------ Input rows

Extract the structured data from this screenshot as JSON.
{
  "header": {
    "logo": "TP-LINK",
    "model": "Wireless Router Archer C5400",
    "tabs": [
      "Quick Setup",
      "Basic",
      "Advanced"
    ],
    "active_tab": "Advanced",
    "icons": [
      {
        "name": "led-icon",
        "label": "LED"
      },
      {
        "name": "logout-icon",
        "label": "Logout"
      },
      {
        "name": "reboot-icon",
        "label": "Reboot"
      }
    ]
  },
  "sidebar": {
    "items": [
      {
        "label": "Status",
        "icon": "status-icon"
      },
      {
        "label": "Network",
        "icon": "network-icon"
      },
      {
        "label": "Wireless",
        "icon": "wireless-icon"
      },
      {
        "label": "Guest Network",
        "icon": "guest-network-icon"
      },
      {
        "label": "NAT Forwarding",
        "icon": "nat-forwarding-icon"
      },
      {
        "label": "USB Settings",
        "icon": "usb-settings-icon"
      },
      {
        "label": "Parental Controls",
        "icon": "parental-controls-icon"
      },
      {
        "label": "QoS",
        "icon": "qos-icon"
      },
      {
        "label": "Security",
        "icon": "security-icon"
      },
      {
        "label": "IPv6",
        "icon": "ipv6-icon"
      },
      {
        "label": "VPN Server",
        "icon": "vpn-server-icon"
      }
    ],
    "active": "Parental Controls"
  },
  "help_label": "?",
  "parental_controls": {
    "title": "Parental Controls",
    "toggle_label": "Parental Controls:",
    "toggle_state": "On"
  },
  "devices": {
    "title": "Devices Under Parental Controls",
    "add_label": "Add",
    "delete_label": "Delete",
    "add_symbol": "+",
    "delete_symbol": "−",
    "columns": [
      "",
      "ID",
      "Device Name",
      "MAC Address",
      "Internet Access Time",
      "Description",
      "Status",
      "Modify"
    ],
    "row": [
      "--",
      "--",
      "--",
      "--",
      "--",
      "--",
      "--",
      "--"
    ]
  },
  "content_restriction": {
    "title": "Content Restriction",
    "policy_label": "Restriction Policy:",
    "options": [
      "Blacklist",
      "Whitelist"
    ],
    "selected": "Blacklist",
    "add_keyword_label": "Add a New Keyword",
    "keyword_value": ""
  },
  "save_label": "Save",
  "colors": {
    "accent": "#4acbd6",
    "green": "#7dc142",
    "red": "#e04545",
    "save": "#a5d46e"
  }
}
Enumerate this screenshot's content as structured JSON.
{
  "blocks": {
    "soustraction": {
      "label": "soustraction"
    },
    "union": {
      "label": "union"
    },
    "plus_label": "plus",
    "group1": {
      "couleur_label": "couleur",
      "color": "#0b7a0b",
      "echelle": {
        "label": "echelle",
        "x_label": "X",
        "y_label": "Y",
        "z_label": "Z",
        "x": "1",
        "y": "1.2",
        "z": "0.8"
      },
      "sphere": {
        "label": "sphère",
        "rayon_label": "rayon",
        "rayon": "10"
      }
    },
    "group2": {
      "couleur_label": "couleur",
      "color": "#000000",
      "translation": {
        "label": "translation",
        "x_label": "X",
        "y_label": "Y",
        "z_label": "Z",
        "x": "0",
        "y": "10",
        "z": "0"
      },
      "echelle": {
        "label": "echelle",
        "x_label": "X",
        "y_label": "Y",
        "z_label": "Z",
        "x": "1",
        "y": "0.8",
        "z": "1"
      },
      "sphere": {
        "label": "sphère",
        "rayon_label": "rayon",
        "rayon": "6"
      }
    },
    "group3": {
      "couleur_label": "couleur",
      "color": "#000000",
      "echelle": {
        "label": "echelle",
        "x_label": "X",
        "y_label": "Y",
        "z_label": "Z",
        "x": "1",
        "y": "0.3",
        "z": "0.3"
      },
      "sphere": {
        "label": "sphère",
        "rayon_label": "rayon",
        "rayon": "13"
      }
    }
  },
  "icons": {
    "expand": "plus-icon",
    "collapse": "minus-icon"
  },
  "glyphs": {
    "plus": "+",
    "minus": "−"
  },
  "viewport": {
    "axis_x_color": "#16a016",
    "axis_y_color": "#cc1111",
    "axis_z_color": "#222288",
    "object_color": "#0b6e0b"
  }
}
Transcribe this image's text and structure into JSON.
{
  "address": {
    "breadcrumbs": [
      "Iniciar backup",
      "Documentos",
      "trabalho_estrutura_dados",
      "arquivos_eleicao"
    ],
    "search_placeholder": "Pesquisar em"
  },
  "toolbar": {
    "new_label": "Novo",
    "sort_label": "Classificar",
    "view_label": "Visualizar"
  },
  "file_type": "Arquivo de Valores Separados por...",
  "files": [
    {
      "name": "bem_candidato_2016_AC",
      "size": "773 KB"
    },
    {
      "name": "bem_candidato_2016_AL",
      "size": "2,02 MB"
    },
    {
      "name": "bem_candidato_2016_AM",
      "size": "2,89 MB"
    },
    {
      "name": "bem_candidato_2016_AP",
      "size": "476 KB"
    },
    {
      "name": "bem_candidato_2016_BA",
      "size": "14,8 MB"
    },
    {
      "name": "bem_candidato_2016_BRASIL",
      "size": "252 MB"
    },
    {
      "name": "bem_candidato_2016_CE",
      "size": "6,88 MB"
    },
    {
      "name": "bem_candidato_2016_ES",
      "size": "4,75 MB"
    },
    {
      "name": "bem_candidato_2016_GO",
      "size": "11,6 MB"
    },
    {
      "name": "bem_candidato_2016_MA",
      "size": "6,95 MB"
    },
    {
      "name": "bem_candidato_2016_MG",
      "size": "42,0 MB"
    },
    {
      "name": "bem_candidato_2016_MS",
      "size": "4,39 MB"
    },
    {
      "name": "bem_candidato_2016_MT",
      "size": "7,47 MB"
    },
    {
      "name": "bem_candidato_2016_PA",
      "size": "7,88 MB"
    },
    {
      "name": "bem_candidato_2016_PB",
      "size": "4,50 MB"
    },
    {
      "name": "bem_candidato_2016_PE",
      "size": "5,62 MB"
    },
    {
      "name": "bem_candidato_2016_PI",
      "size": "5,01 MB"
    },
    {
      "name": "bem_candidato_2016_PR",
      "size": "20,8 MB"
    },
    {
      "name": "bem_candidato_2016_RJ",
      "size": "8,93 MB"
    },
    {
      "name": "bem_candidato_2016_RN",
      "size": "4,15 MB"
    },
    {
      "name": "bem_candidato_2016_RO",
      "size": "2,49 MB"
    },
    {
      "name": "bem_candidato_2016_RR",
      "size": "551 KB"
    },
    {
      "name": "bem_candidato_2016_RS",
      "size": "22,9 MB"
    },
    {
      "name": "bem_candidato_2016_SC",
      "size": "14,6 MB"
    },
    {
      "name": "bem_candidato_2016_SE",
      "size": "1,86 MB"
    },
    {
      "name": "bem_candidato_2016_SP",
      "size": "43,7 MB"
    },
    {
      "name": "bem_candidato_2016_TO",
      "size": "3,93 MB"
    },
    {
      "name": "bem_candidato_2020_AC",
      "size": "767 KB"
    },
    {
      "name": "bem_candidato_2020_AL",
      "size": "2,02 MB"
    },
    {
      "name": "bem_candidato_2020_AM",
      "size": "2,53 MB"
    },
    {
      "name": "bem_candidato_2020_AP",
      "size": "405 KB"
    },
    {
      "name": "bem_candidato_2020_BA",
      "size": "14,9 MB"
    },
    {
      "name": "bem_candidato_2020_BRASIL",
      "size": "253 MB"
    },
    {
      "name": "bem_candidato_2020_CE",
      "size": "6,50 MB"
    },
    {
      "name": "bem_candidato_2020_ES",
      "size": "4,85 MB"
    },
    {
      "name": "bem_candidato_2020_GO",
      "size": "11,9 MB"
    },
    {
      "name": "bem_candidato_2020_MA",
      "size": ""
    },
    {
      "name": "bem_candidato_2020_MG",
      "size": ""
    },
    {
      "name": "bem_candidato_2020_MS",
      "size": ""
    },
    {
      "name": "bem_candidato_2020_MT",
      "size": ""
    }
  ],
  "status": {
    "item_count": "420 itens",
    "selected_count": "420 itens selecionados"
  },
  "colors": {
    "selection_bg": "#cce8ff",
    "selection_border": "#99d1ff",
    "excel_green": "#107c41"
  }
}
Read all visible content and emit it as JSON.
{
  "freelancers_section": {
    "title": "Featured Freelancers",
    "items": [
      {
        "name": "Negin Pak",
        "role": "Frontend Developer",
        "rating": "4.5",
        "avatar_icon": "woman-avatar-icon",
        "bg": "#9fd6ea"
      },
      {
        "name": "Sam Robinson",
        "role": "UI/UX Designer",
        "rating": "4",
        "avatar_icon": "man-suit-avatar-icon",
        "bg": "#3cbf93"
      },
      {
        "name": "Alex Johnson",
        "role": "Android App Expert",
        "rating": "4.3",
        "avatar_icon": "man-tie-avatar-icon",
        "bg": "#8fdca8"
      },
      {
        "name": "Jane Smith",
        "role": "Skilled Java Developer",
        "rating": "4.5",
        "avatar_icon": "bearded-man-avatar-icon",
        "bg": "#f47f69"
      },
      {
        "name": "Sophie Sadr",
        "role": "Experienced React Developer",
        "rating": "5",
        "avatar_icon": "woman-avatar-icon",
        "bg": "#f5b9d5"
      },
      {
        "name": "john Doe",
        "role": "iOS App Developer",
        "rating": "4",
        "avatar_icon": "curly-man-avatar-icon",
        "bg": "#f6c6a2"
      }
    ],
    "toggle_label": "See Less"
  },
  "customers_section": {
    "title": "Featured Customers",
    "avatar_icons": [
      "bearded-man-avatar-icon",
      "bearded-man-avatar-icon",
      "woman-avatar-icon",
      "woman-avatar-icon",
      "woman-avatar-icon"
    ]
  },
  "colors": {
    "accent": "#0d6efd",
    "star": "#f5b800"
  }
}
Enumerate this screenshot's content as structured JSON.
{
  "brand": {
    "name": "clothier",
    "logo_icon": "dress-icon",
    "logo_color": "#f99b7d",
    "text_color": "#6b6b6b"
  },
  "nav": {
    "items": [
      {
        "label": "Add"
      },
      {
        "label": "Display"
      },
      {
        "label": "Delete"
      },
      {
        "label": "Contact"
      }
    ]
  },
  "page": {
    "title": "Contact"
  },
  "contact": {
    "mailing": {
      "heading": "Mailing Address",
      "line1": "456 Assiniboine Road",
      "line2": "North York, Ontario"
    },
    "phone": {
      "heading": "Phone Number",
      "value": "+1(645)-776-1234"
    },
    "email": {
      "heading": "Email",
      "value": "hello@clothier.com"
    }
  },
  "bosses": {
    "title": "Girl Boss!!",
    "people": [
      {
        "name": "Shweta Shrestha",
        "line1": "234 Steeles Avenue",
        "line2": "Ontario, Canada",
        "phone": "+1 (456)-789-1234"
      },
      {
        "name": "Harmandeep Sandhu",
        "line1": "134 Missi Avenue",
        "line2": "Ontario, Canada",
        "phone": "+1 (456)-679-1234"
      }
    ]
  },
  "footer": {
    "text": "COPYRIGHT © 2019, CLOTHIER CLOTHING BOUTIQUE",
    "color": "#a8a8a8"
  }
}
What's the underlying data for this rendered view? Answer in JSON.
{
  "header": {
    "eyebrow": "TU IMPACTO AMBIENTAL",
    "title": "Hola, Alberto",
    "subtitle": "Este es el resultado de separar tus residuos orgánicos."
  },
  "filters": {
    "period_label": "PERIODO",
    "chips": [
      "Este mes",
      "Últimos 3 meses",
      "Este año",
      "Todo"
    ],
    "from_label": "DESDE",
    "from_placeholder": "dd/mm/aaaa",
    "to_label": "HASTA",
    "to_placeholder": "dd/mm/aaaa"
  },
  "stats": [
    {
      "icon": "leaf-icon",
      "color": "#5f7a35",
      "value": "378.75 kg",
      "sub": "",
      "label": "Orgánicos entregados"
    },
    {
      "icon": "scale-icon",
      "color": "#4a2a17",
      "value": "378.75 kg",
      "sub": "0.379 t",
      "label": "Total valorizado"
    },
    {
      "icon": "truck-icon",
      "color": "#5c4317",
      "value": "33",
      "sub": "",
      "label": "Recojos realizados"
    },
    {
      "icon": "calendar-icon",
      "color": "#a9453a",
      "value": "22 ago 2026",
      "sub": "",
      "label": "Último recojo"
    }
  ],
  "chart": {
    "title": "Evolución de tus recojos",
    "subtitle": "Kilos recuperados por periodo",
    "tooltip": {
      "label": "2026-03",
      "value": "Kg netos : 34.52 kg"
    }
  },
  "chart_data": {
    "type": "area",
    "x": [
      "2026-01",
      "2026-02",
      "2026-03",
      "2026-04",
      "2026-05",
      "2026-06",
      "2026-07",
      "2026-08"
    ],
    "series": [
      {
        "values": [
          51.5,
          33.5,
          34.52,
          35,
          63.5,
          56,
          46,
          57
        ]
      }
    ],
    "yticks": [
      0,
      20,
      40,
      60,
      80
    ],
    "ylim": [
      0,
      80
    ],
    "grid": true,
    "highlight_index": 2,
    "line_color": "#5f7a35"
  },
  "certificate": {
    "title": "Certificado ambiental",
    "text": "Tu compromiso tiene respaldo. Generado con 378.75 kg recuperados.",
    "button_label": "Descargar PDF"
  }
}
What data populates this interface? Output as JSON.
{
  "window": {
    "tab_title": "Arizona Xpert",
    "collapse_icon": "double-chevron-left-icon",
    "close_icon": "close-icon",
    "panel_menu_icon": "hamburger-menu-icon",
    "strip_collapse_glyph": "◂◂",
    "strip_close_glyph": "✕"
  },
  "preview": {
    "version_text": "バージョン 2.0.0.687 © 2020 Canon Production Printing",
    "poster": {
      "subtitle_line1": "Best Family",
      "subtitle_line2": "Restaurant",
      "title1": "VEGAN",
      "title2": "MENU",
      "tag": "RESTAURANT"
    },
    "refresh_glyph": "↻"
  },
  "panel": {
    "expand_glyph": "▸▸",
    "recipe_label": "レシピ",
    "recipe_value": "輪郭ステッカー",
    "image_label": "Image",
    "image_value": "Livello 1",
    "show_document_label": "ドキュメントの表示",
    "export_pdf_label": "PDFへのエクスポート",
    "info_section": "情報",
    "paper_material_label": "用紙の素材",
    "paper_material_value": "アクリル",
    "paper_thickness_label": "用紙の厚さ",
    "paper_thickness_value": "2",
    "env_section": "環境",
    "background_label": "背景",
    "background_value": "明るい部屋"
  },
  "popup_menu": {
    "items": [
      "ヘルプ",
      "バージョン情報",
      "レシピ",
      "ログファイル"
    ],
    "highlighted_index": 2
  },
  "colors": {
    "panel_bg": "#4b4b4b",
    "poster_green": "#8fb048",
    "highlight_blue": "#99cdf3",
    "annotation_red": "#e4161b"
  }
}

------------

▸ **Written exercise**:
Everything from the line containing "What data populates" through the last line of the records must be given again exactly; leave out all other lines.

▸ **Right answer**:
What data populates this interface? Output as JSON.
{
  "window": {
    "tab_title": "Arizona Xpert",
    "collapse_icon": "double-chevron-left-icon",
    "close_icon": "close-icon",
    "panel_menu_icon": "hamburger-menu-icon",
    "strip_collapse_glyph": "◂◂",
    "strip_close_glyph": "✕"
  },
  "preview": {
    "version_text": "バージョン 2.0.0.687 © 2020 Canon Production Printing",
    "poster": {
      "subtitle_line1": "Best Family",
      "subtitle_line2": "Restaurant",
      "title1": "VEGAN",
      "title2": "MENU",
      "tag": "RESTAURANT"
    },
    "refresh_glyph": "↻"
  },
  "panel": {
    "expand_glyph": "▸▸",
    "recipe_label": "レシピ",
    "recipe_value": "輪郭ステッカー",
    "image_label": "Image",
    "image_value": "Livello 1",
    "show_document_label": "ドキュメントの表示",
    "export_pdf_label": "PDFへのエクスポート",
    "info_section": "情報",
    "paper_material_label": "用紙の素材",
    "paper_material_value": "アクリル",
    "paper_thickness_label": "用紙の厚さ",
    "paper_thickness_value": "2",
    "env_section": "環境",
    "background_label": "背景",
    "background_value": "明るい部屋"
  },
  "popup_menu": {
    "items": [
      "ヘルプ",
      "バージョン情報",
      "レシピ",
      "ログファイル"
    ],
    "highlighted_index": 2
  },
  "colors": {
    "panel_bg": "#4b4b4b",
    "poster_green": "#8fb048",
    "highlight_blue": "#99cdf3",
    "annotation_red": "#e4161b"
  }
}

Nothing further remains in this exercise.